::: MATERIAL TO PROCESS

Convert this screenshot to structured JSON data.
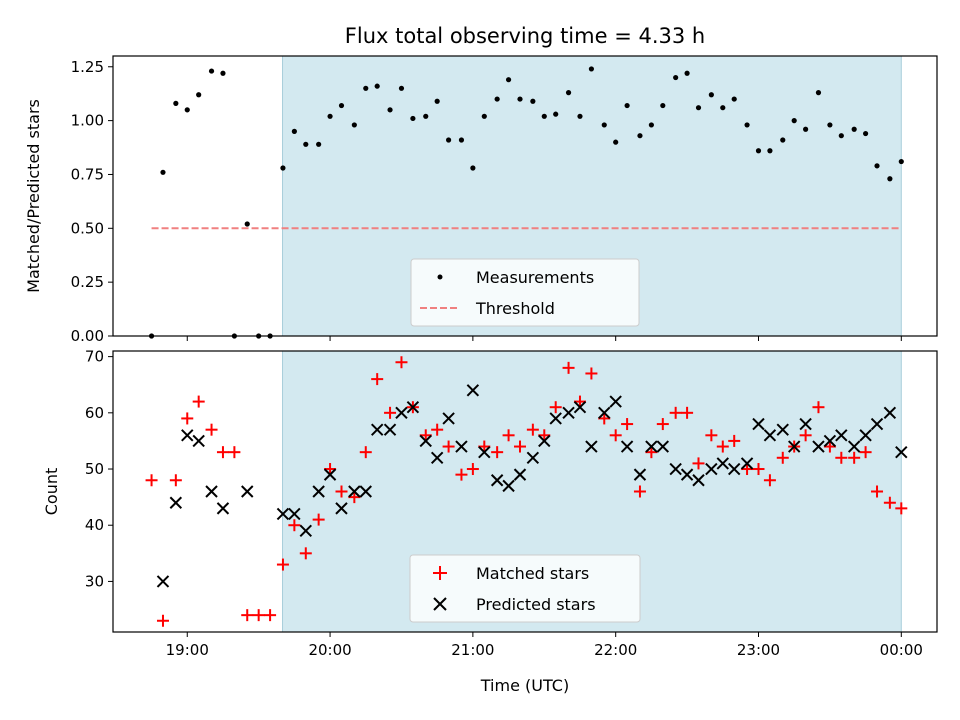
{
  "chart_data": {
    "type": "scatter",
    "title": "Flux total observing time = 4.33 h",
    "xlabel": "Time (UTC)",
    "x_ticks": [
      19.0,
      20.0,
      21.0,
      22.0,
      23.0,
      24.0
    ],
    "x_tick_labels": [
      "19:00",
      "20:00",
      "21:00",
      "22:00",
      "23:00",
      "00:00"
    ],
    "xlim": [
      18.48,
      24.25
    ],
    "observing_window": [
      19.667,
      24.0
    ],
    "colors": {
      "window": "#d3e9f0",
      "measurement": "#000000",
      "threshold": "#f08080",
      "matched": "#ff0000",
      "predicted": "#000000"
    },
    "panels": [
      {
        "ylabel": "Matched/Predicted stars",
        "ylim": [
          0,
          1.3
        ],
        "y_ticks": [
          0,
          0.25,
          0.5,
          0.75,
          1.0,
          1.25
        ],
        "y_tick_labels": [
          "0.00",
          "0.25",
          "0.50",
          "0.75",
          "1.00",
          "1.25"
        ],
        "legend_position": "lower center",
        "threshold": {
          "name": "Threshold",
          "value": 0.5,
          "x_range": [
            18.75,
            24.0
          ]
        },
        "series": [
          {
            "name": "Measurements",
            "marker": "dot",
            "x": [
              18.75,
              18.83,
              18.92,
              19.0,
              19.08,
              19.17,
              19.25,
              19.33,
              19.42,
              19.5,
              19.58,
              19.67,
              19.75,
              19.83,
              19.92,
              20.0,
              20.08,
              20.17,
              20.25,
              20.33,
              20.42,
              20.5,
              20.58,
              20.67,
              20.75,
              20.83,
              20.92,
              21.0,
              21.08,
              21.17,
              21.25,
              21.33,
              21.42,
              21.5,
              21.58,
              21.67,
              21.75,
              21.83,
              21.92,
              22.0,
              22.08,
              22.17,
              22.25,
              22.33,
              22.42,
              22.5,
              22.58,
              22.67,
              22.75,
              22.83,
              22.92,
              23.0,
              23.08,
              23.17,
              23.25,
              23.33,
              23.42,
              23.5,
              23.58,
              23.67,
              23.75,
              23.83,
              23.92,
              24.0
            ],
            "y": [
              0.0,
              0.76,
              1.08,
              1.05,
              1.12,
              1.23,
              1.22,
              0.0,
              0.52,
              0.0,
              0.0,
              0.78,
              0.95,
              0.89,
              0.89,
              1.02,
              1.07,
              0.98,
              1.15,
              1.16,
              1.05,
              1.15,
              1.01,
              1.02,
              1.09,
              0.91,
              0.91,
              0.78,
              1.02,
              1.1,
              1.19,
              1.1,
              1.09,
              1.02,
              1.03,
              1.13,
              1.02,
              1.24,
              0.98,
              0.9,
              1.07,
              0.93,
              0.98,
              1.07,
              1.2,
              1.22,
              1.06,
              1.12,
              1.06,
              1.1,
              0.98,
              0.86,
              0.86,
              0.91,
              1.0,
              0.96,
              1.13,
              0.98,
              0.93,
              0.96,
              0.94,
              0.79,
              0.73,
              0.81
            ]
          }
        ]
      },
      {
        "ylabel": "Count",
        "ylim": [
          21,
          71
        ],
        "y_ticks": [
          30,
          40,
          50,
          60,
          70
        ],
        "y_tick_labels": [
          "30",
          "40",
          "50",
          "60",
          "70"
        ],
        "legend_position": "lower center",
        "series": [
          {
            "name": "Matched stars",
            "marker": "plus",
            "x": [
              18.75,
              18.83,
              18.92,
              19.0,
              19.08,
              19.17,
              19.25,
              19.33,
              19.42,
              19.5,
              19.58,
              19.67,
              19.75,
              19.83,
              19.92,
              20.0,
              20.08,
              20.17,
              20.25,
              20.33,
              20.42,
              20.5,
              20.58,
              20.67,
              20.75,
              20.83,
              20.92,
              21.0,
              21.08,
              21.17,
              21.25,
              21.33,
              21.42,
              21.5,
              21.58,
              21.67,
              21.75,
              21.83,
              21.92,
              22.0,
              22.08,
              22.17,
              22.25,
              22.33,
              22.42,
              22.5,
              22.58,
              22.67,
              22.75,
              22.83,
              22.92,
              23.0,
              23.08,
              23.17,
              23.25,
              23.33,
              23.42,
              23.5,
              23.58,
              23.67,
              23.75,
              23.83,
              23.92,
              24.0
            ],
            "y": [
              48,
              23,
              48,
              59,
              62,
              57,
              53,
              53,
              24,
              24,
              24,
              33,
              40,
              35,
              41,
              50,
              46,
              45,
              53,
              66,
              60,
              69,
              61,
              56,
              57,
              54,
              49,
              50,
              54,
              53,
              56,
              54,
              57,
              56,
              61,
              68,
              62,
              67,
              59,
              56,
              58,
              46,
              53,
              58,
              60,
              60,
              51,
              56,
              54,
              55,
              50,
              50,
              48,
              52,
              54,
              56,
              61,
              54,
              52,
              52,
              53,
              46,
              44,
              43
            ]
          },
          {
            "name": "Predicted stars",
            "marker": "x",
            "x": [
              18.83,
              18.92,
              19.0,
              19.08,
              19.17,
              19.25,
              19.42,
              19.67,
              19.75,
              19.83,
              19.92,
              20.0,
              20.08,
              20.17,
              20.25,
              20.33,
              20.42,
              20.5,
              20.58,
              20.67,
              20.75,
              20.83,
              20.92,
              21.0,
              21.08,
              21.17,
              21.25,
              21.33,
              21.42,
              21.5,
              21.58,
              21.67,
              21.75,
              21.83,
              21.92,
              22.0,
              22.08,
              22.17,
              22.25,
              22.33,
              22.42,
              22.5,
              22.58,
              22.67,
              22.75,
              22.83,
              22.92,
              23.0,
              23.08,
              23.17,
              23.25,
              23.33,
              23.42,
              23.5,
              23.58,
              23.67,
              23.75,
              23.83,
              23.92,
              24.0
            ],
            "y": [
              30,
              44,
              56,
              55,
              46,
              43,
              46,
              42,
              42,
              39,
              46,
              49,
              43,
              46,
              46,
              57,
              57,
              60,
              61,
              55,
              52,
              59,
              54,
              64,
              53,
              48,
              47,
              49,
              52,
              55,
              59,
              60,
              61,
              54,
              60,
              62,
              54,
              49,
              54,
              54,
              50,
              49,
              48,
              50,
              51,
              50,
              51,
              58,
              56,
              57,
              54,
              58,
              54,
              55,
              56,
              54,
              56,
              58,
              60,
              53
            ]
          }
        ]
      }
    ]
  }
}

::::::

__CHALLENGE__: Copy each line above that contains the word "name".

__THE OUTPUT__:
          "name": "Threshold",
            "name": "Measurements",
            "name": "Matched stars",
            "name": "Predicted stars",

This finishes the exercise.